--- Begin TEXT EXTRACT ---

I am not sure what could be the error as it doesnt print the troublesome filename.

I tried running sox --i on some samples and it gave following output.

Channels : 1
Sample Rate : 16000
Precision : 16-bit
Duration : 00:00:08.08 = 129280 samples ~ 606 CDDA sectors
File Size : 259k
Bit Rate : 256k
Sample Encoding: 16-bit Signed Integer PCM

The file size in CSV is same as what we get with ls -l.
Hence its difficult to understand the reason behind EOFError.
Can you please help me to decode this issue?

Thanks in advance.

lissyx · September 3, 2020, 3:51pm

care to share its content? asking for support and not sharing informations to understand the problem is kind of not going to be effective

maybe it is the csv that you have not properly written?

Tejas_Shah · September 3, 2020, 4:30pm

The zip of datasets at https://drive.google.com/file/d/1y8EFkCa8luIf9G_8oOKLHp_vC1CWaPu7/view?usp=sharing
I saw that some wav files are with zero filesize. May be that is causing the issue?

lissyx · September 3, 2020, 4:35pm

Can you just share it as plain text here ?

--- End TEXT EXTRACT ---

WHAT YOU SHOULD DO:
Extend the forum thread above about the EOFError and the wav files, picking up right after its last post.

--- Begin DATA RECORDS ---

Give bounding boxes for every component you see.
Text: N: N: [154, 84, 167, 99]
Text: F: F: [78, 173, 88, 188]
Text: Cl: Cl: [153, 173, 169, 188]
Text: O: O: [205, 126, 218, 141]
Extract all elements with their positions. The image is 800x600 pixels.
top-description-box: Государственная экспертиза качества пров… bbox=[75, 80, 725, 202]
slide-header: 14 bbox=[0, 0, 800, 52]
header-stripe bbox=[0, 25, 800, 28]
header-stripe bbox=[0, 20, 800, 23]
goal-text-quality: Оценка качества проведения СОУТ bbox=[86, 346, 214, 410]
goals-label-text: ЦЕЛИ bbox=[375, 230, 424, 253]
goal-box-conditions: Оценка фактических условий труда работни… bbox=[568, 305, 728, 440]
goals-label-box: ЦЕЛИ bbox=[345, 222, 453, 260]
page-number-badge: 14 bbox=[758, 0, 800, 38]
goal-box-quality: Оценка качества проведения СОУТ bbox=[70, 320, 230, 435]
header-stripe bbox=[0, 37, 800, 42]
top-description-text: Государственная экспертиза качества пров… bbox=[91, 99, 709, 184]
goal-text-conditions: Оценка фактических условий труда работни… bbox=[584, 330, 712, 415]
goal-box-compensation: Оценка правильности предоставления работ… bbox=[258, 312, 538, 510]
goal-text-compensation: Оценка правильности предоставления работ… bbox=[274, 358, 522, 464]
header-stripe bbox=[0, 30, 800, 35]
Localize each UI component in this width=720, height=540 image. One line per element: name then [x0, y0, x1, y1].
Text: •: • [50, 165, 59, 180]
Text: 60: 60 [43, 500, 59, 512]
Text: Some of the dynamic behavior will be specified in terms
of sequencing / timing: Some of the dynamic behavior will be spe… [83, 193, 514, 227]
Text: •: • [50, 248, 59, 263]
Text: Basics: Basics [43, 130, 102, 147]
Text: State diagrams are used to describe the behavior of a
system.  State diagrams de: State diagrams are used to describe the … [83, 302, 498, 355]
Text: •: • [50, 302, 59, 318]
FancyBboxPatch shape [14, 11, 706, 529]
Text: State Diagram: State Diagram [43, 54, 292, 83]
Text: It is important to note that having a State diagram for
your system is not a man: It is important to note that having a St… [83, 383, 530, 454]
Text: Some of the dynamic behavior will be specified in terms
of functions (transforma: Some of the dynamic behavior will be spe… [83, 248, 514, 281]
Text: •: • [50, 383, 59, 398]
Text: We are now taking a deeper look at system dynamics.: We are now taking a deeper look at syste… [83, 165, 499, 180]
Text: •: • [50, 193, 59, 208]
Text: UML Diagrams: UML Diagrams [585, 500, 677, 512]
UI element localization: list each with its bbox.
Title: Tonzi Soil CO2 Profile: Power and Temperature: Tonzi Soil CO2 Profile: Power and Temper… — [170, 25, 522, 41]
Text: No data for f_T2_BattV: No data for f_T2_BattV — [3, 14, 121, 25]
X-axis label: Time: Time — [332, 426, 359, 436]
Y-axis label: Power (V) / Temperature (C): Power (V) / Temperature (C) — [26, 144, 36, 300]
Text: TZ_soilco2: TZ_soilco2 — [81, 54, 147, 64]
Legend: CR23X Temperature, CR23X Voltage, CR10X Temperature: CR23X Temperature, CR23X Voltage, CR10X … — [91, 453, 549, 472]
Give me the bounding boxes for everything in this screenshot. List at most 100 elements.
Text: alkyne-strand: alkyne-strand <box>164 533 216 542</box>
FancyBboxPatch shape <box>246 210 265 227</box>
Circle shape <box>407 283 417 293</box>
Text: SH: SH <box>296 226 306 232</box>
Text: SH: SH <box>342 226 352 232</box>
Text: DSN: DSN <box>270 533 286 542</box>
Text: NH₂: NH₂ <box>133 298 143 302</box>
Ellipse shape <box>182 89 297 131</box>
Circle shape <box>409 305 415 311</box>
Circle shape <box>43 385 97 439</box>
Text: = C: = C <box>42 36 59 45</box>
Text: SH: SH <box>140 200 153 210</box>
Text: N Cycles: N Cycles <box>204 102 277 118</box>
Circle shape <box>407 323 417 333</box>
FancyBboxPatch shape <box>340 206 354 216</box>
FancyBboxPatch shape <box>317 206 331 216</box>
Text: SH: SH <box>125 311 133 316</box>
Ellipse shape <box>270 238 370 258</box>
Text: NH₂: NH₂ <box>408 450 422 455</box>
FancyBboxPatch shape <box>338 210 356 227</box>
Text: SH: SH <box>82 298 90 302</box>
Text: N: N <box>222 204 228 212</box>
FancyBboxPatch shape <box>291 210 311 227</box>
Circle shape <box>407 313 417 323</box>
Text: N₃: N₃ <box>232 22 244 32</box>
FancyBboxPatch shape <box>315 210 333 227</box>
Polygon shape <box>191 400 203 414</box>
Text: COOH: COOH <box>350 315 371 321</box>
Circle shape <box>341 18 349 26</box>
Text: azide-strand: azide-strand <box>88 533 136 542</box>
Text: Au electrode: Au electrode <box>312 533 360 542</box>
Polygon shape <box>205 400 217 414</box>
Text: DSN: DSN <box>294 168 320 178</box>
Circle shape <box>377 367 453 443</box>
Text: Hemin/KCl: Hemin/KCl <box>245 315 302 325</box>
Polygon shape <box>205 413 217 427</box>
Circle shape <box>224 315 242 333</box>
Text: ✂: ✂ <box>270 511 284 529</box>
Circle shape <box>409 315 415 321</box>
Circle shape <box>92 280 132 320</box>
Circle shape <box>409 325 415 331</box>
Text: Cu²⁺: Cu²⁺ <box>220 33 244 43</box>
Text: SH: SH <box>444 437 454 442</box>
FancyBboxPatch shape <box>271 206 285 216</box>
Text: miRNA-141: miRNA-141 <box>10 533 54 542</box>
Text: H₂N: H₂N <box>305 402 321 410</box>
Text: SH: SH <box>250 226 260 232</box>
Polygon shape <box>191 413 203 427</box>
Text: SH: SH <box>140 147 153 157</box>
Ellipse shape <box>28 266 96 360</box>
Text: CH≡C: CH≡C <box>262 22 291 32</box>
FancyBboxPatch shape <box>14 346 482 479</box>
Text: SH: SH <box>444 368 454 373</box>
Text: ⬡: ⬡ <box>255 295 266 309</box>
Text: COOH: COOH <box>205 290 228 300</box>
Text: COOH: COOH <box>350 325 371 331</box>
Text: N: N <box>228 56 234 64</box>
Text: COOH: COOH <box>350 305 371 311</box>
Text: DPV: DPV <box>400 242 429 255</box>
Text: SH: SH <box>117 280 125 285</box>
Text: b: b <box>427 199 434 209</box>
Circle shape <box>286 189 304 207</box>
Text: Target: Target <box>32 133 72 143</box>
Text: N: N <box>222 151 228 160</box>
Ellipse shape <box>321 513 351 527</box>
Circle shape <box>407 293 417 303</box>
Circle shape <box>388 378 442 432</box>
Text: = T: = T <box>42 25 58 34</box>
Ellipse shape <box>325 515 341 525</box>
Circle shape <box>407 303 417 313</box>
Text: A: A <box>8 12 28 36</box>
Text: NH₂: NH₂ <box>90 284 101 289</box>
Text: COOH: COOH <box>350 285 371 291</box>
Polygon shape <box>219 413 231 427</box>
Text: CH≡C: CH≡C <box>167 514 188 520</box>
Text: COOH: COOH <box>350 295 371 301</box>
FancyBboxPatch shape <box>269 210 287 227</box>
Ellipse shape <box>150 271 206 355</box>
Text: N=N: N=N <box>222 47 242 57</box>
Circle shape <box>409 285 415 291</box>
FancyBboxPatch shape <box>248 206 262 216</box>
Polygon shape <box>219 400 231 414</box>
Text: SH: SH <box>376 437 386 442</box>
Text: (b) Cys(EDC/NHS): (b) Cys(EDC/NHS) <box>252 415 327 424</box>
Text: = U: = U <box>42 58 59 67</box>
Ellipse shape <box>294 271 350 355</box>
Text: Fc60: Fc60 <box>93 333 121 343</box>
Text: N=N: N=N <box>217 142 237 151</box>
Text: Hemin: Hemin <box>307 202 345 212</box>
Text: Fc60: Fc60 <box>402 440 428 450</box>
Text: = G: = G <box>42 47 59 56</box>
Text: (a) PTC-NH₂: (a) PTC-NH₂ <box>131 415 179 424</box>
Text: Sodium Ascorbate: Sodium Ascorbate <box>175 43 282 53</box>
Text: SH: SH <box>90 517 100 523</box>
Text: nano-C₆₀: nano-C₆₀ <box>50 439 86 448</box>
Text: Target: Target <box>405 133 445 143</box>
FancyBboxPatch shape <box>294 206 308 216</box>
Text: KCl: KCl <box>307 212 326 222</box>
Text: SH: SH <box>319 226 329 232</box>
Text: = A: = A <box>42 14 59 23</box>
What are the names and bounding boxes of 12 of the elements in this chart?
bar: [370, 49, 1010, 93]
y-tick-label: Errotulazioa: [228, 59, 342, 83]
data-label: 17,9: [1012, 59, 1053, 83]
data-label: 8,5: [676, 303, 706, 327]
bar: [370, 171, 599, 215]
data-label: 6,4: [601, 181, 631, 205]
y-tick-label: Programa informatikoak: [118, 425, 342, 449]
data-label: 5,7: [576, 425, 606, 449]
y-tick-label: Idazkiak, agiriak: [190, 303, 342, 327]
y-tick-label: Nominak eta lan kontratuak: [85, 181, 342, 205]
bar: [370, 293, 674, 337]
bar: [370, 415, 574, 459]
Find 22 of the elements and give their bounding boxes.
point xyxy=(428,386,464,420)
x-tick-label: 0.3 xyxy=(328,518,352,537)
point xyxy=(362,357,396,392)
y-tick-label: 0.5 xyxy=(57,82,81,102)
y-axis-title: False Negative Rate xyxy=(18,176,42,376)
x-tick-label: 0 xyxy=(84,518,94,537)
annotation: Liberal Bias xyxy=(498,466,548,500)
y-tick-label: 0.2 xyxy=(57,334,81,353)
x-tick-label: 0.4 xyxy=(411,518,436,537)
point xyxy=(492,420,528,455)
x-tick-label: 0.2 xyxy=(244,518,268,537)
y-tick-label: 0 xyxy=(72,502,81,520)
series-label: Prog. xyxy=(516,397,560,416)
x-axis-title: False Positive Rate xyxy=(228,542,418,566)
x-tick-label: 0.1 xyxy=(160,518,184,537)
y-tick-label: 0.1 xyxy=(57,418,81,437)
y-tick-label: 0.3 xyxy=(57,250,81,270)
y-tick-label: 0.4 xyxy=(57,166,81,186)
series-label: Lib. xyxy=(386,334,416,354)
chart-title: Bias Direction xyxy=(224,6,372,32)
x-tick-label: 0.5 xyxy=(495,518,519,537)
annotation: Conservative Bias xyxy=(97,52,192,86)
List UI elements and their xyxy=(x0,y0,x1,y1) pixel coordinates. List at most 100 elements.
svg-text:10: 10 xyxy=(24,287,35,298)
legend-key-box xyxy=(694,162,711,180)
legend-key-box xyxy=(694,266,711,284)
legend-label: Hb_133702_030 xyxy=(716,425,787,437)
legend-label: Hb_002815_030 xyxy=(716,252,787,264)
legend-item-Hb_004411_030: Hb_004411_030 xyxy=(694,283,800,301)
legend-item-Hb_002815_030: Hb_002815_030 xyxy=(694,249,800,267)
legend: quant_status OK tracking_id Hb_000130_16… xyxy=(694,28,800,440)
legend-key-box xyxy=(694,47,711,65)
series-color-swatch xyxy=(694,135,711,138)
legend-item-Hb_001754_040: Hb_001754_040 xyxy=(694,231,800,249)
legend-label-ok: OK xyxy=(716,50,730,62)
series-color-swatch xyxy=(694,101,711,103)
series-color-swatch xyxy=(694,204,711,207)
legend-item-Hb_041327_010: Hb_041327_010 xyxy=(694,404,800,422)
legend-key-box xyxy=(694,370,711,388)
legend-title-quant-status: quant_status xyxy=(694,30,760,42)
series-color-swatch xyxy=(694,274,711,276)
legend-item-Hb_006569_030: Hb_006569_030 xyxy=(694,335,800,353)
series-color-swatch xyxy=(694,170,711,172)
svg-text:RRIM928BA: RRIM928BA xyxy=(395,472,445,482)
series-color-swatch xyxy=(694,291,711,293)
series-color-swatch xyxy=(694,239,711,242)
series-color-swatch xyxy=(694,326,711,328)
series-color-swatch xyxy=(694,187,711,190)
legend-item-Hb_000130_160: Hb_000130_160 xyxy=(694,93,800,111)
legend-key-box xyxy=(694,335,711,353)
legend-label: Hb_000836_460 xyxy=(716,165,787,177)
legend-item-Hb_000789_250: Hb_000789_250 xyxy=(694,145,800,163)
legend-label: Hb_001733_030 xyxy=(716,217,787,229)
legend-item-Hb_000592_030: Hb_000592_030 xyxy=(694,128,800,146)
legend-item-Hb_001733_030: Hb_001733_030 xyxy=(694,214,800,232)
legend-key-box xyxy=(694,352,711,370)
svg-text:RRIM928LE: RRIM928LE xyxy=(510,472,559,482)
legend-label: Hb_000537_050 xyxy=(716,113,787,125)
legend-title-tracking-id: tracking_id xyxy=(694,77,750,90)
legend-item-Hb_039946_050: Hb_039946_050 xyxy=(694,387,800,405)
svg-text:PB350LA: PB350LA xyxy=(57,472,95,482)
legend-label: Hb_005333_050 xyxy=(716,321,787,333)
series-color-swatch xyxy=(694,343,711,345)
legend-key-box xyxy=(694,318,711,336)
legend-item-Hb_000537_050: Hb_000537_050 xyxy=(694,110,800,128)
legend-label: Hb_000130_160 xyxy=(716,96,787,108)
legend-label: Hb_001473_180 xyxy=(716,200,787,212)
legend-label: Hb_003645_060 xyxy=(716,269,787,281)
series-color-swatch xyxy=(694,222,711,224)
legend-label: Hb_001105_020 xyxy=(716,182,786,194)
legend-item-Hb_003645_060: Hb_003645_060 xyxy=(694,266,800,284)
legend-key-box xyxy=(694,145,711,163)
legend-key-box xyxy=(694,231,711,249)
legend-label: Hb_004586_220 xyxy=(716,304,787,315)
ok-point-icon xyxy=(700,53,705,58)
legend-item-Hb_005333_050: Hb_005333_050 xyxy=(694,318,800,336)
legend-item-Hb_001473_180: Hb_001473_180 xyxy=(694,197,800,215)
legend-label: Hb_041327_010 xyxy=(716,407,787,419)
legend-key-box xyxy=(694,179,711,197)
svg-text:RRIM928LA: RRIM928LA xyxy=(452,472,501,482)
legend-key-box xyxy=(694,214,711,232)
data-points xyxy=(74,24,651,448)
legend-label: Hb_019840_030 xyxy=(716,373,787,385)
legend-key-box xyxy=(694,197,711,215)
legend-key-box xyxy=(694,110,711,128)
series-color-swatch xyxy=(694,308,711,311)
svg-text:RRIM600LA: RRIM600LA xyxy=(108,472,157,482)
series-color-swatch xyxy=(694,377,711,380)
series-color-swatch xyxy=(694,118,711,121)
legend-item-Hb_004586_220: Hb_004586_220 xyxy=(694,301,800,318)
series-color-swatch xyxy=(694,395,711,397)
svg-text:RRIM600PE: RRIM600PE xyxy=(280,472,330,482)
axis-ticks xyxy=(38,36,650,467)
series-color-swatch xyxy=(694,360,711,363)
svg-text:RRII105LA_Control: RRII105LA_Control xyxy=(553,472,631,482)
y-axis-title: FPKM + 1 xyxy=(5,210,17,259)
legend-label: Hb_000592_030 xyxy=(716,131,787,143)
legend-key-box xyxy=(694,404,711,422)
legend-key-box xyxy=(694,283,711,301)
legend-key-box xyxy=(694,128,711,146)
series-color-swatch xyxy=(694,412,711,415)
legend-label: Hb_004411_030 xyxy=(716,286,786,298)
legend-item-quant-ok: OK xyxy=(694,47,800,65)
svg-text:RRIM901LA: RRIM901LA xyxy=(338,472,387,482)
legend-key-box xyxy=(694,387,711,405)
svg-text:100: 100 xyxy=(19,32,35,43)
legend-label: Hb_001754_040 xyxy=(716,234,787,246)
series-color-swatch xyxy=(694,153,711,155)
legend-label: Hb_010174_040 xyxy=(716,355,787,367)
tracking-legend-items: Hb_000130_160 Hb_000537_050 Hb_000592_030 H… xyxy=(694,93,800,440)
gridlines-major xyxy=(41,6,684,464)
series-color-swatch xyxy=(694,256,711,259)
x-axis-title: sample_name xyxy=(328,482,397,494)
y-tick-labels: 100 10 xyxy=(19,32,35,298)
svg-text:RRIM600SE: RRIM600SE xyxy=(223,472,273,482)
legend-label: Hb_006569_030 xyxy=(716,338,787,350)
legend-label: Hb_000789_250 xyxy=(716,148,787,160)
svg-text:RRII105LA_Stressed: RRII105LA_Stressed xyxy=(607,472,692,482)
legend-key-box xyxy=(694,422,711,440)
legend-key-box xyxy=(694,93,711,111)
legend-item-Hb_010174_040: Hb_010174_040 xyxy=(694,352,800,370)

--- End DATA RECORDS ---

RESULT OF THE EXERCISE:
lissyx · September 3, 2020, 4:36pm

Have you verified the format of your CSV file ?

Tejas_Shah · September 3, 2020, 6:19pm

I removed all the samples with zero size / smaller than 50KB files. Now, I am getting a new error…

Traceback (most recent call last):
File “DeepSpeech.py”, line 12, in
ds_train.run_script()
File “/home/ubuntu/deepspeech/DeepSpeech/training/deepspeech_training/train.py”, line 970, in run_script
absl.app.run(main)
File “/home/ubuntu/.local/lib/python3.6/site-packages/absl/app.py”, line 299, in run
_run_main(main, args)
File “/home/ubuntu/.local/lib/python3.6/site-packages/absl/app.py”, line 250, in _run_main
sys.exit(main(argv))
File “/home/ubuntu/deepspeech/DeepSpeech/training/deepspeech_training/train.py”, line 942, in main
train()
File “/home/ubuntu/deepspeech/DeepSpeech/training/deepspeech_training/train.py”, line 610, in train
train_loss, _ = run_set(‘train’, epoch, train_init_op)
File “/home/ubuntu/deepspeech/DeepSpeech/training/deepspeech_training/train.py”, line 578, in run_set
exception_box.raise_if_set()
File “/home/ubuntu/deepspeech/DeepSpeech/training/deepspeech_training/util/helpers.py”, line 123, in raise_if_set
raise exception # pylint: disable = raising-bad-type
File “/home/ubuntu/deepspeech/DeepSpeech/training/deepspeech_training/util/helpers.py”, line 131, in do_iterate
yield from iterable()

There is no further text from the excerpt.